Pick out each line below that contains the string "letter" and copy it in full. Case matters.
====== Records for this task ======
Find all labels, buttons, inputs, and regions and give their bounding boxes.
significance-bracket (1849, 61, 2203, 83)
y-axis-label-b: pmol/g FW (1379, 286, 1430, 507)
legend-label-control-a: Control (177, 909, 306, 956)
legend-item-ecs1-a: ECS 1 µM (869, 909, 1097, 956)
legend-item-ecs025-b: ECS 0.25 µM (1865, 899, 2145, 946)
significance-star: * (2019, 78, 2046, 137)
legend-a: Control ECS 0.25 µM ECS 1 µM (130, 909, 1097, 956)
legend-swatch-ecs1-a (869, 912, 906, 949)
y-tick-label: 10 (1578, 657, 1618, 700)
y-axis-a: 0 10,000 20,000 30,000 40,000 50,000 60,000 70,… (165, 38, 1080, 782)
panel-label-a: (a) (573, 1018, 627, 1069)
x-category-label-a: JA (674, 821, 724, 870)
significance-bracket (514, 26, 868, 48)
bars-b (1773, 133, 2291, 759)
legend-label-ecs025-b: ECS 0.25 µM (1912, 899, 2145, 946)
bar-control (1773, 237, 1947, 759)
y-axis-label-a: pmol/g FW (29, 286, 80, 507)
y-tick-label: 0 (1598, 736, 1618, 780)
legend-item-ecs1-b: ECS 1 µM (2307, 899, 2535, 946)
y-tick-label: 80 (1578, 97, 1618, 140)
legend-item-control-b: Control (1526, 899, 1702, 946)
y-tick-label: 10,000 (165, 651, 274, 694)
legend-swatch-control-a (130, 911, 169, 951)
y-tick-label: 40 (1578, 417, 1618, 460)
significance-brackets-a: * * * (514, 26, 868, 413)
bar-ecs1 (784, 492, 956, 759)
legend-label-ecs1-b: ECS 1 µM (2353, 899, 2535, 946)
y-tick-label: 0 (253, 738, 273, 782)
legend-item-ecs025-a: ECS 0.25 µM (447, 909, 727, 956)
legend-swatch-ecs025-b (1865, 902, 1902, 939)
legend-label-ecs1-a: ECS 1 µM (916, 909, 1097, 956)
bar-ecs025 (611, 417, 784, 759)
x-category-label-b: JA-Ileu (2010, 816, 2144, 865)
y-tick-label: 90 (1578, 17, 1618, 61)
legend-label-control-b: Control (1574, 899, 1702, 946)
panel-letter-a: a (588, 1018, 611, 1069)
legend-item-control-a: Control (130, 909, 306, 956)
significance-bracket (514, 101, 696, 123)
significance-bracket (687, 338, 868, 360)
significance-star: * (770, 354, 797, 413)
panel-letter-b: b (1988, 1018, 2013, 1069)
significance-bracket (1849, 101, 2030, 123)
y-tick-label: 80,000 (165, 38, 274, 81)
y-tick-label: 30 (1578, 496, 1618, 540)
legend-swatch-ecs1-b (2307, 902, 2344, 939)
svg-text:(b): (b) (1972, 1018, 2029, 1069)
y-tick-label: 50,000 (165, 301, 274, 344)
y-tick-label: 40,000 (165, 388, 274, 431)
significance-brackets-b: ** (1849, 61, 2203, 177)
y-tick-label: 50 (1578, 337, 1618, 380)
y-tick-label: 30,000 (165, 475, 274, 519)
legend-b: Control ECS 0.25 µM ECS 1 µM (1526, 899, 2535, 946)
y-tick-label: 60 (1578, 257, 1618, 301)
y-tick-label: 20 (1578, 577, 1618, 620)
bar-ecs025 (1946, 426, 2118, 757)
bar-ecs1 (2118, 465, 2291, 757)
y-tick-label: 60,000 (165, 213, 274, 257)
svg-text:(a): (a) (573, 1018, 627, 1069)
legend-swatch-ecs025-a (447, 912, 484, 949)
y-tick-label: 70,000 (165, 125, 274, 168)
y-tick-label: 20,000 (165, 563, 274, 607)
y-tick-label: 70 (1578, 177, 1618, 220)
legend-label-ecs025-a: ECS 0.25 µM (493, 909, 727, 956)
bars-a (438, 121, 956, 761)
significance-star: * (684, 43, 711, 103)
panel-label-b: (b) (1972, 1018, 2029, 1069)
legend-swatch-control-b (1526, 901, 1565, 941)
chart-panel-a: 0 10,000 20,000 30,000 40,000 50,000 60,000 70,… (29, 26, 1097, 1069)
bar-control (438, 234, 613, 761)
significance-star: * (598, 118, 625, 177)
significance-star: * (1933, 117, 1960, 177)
======
• _Final answer_
panel-letter-a: a (588, 1018, 611, 1069)
panel-letter-b: b (1988, 1018, 2013, 1069)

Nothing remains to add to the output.